Saved entries
_____
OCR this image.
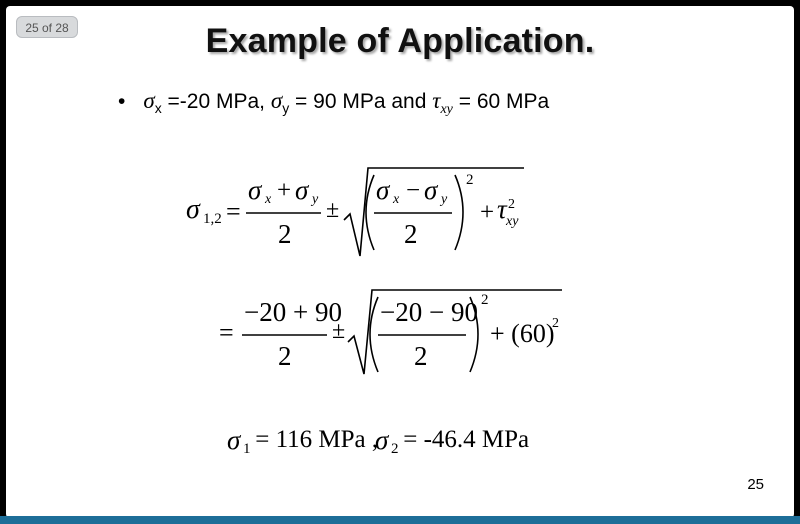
25 of 28	Example of Application.
• $\sigma_x =-20$ MPa, $\sigma_y = 90$ MPa and $\tau_{xy} = 60$ MPa
σ 1,2 =
σ x + σ y
2
±
σ x − σ y
2
2
+ τ 2
xy
=
−20 + 90
2
±
−20 − 90
2
2
+ (60)
2
σ 1
= 116 MPa ,
σ 2
= -46.4 MPa
25
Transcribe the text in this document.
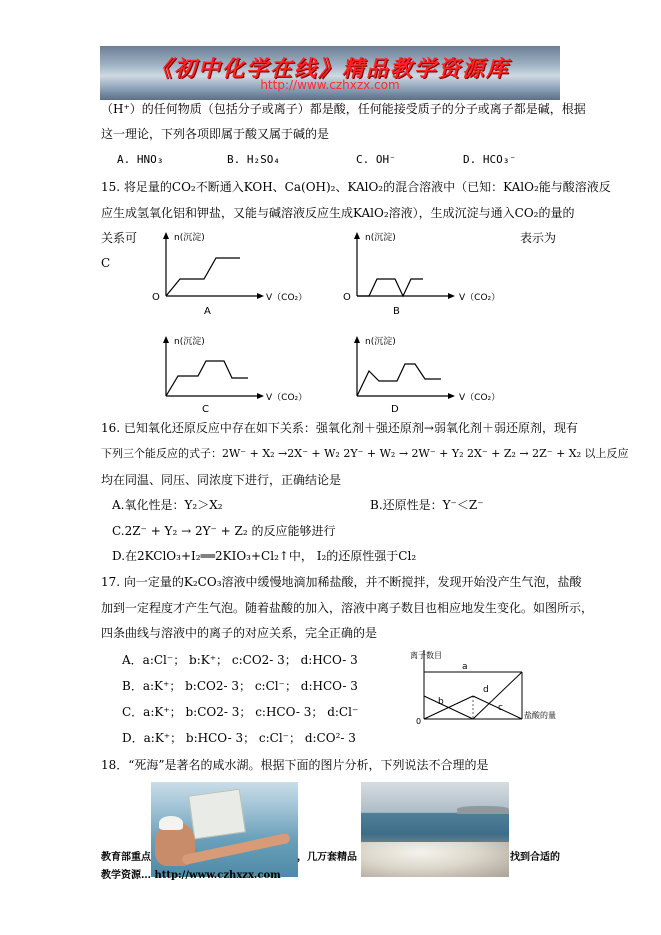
《初中化学在线》精品教学资源库
http://www.czhxzx.com
（H⁺）的任何物质（包括分子或离子）都是酸，任何能接受质子的分子或离子都是碱，根据
这一理论，下列各项即属于酸又属于碱的是
A. HNO₃	B. H₂SO₄	C. OH⁻	D. HCO₃⁻
15. 将足量的CO₂不断通入KOH、Ca(OH)₂、KAlO₂的混合溶液中（已知：KAlO₂能与酸溶液反
应生成氢氧化铝和钾盐，又能与碱溶液反应生成KAlO₂溶液），生成沉淀与通入CO₂的量的
关系可	表示为
C
n(沉淀)
O	V（CO₂）
A
n(沉淀)
O	V（CO₂）
B
n(沉淀)
V（CO₂）
C
n(沉淀)
V（CO₂）
D
16. 已知氧化还原反应中存在如下关系：强氧化剂＋强还原剂→弱氧化剂＋弱还原剂，现有
下列三个能反应的式子：2W⁻ + X₂ →2X⁻ + W₂ 2Y⁻ + W₂ → 2W⁻ + Y₂ 2X⁻ + Z₂ → 2Z⁻ + X₂ 以上反应
均在同温、同压、同浓度下进行，正确结论是
A.氧化性是：Y₂＞X₂	B.还原性是：Y⁻＜Z⁻
C.2Z⁻ + Y₂ → 2Y⁻ + Z₂ 的反应能够进行
D.在2KClO₃+I₂══2KIO₃+Cl₂↑中， I₂的还原性强于Cl₂
17. 向一定量的K₂CO₃溶液中缓慢地滴加稀盐酸，并不断搅拌，发现开始没产生气泡，盐酸
加到一定程度才产生气泡。随着盐酸的加入，溶液中离子数目也相应地发生变化。如图所示，
四条曲线与溶液中的离子的对应关系，完全正确的是
A．a:Cl⁻； b:K⁺； c:CO2- 3； d:HCO- 3
B．a:K⁺； b:CO2- 3； c:Cl⁻； d:HCO- 3
C．a:K⁺； b:CO2- 3； c:HCO- 3； d:Cl⁻
D．a:K⁺； b:HCO- 3； c:Cl⁻； d:CO²- 3
离子数目
0
盐酸的量
a
b
c
d
18．“死海”是著名的咸水湖。根据下面的图片分析，下列说法不合理的是
教育部重点	，几万套精品	找到合适的
教学资源… http://www.czhxzx.com
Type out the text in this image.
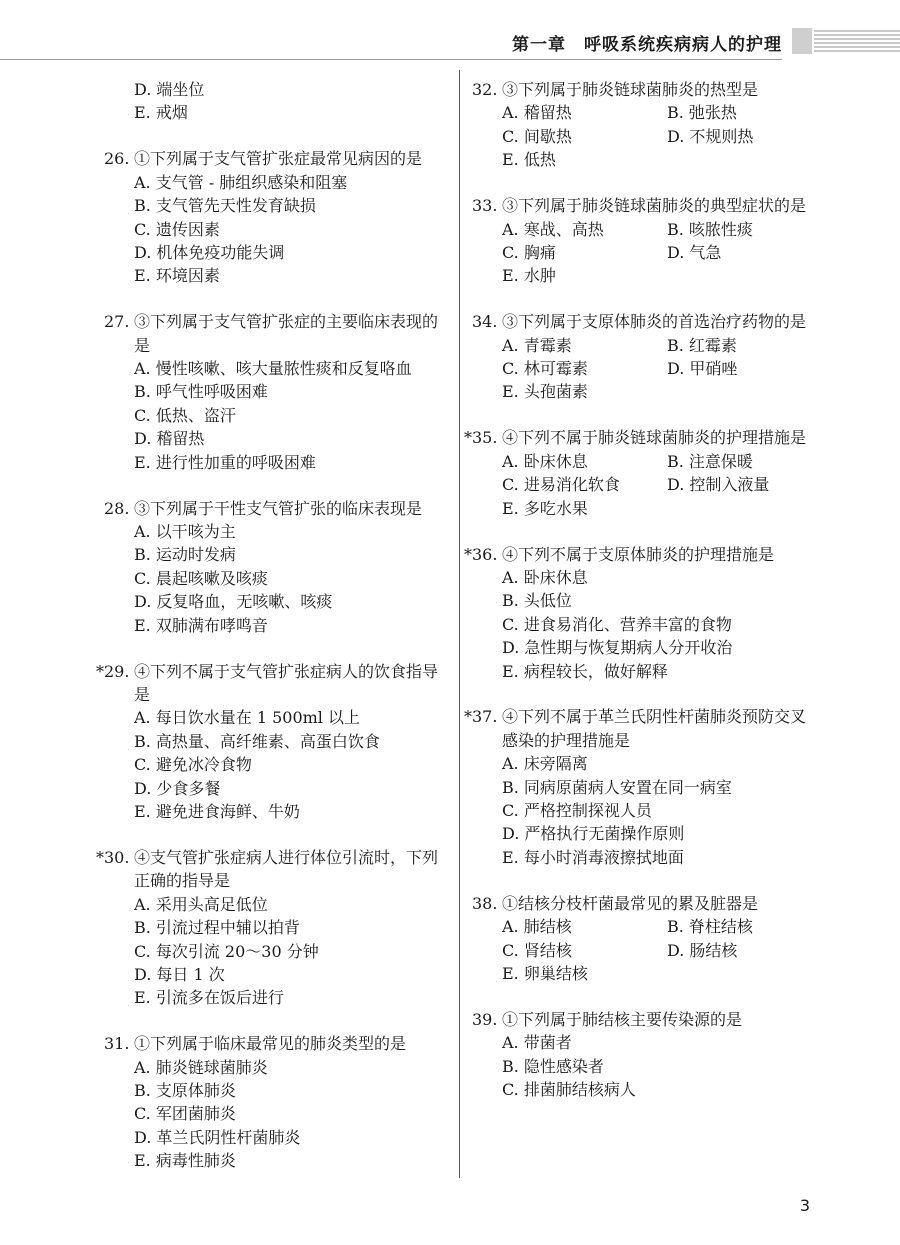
第一章　呼吸系统疾病病人的护理
D. 端坐位
E. 戒烟
26. ①下列属于支气管扩张症最常见病因的是
A. 支气管 - 肺组织感染和阻塞
B. 支气管先天性发育缺损
C. 遗传因素
D. 机体免疫功能失调
E. 环境因素
27. ③下列属于支气管扩张症的主要临床表现的是
A. 慢性咳嗽、咳大量脓性痰和反复咯血
B. 呼气性呼吸困难
C. 低热、盗汗
D. 稽留热
E. 进行性加重的呼吸困难
28. ③下列属于干性支气管扩张的临床表现是
A. 以干咳为主
B. 运动时发病
C. 晨起咳嗽及咳痰
D. 反复咯血，无咳嗽、咳痰
E. 双肺满布哮鸣音
*29. ④下列不属于支气管扩张症病人的饮食指导是
A. 每日饮水量在 1 500ml 以上
B. 高热量、高纤维素、高蛋白饮食
C. 避免冰冷食物
D. 少食多餐
E. 避免进食海鲜、牛奶
*30. ④支气管扩张症病人进行体位引流时，下列正确的指导是
A. 采用头高足低位
B. 引流过程中辅以拍背
C. 每次引流 20～30 分钟
D. 每日 1 次
E. 引流多在饭后进行
31. ①下列属于临床最常见的肺炎类型的是
A. 肺炎链球菌肺炎
B. 支原体肺炎
C. 军团菌肺炎
D. 革兰氏阴性杆菌肺炎
E. 病毒性肺炎
32. ③下列属于肺炎链球菌肺炎的热型是
A. 稽留热	B. 弛张热
C. 间歇热	D. 不规则热
E. 低热
33. ③下列属于肺炎链球菌肺炎的典型症状的是
A. 寒战、高热	B. 咳脓性痰
C. 胸痛	D. 气急
E. 水肿
34. ③下列属于支原体肺炎的首选治疗药物的是
A. 青霉素	B. 红霉素
C. 林可霉素	D. 甲硝唑
E. 头孢菌素
*35. ④下列不属于肺炎链球菌肺炎的护理措施是
A. 卧床休息	B. 注意保暖
C. 进易消化软食	D. 控制入液量
E. 多吃水果
*36. ④下列不属于支原体肺炎的护理措施是
A. 卧床休息
B. 头低位
C. 进食易消化、营养丰富的食物
D. 急性期与恢复期病人分开收治
E. 病程较长，做好解释
*37. ④下列不属于革兰氏阴性杆菌肺炎预防交叉感染的护理措施是
A. 床旁隔离
B. 同病原菌病人安置在同一病室
C. 严格控制探视人员
D. 严格执行无菌操作原则
E. 每小时消毒液擦拭地面
38. ①结核分枝杆菌最常见的累及脏器是
A. 肺结核	B. 脊柱结核
C. 肾结核	D. 肠结核
E. 卵巢结核
39. ①下列属于肺结核主要传染源的是
A. 带菌者
B. 隐性感染者
C. 排菌肺结核病人
3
_____
(PROBLEM DESCRIPTION):
Locate each line containing the string "http" and show it.

(EXERCISE RESPONSE):
http://www.czhxzx.com
教学资源… http://www.czhxzx.com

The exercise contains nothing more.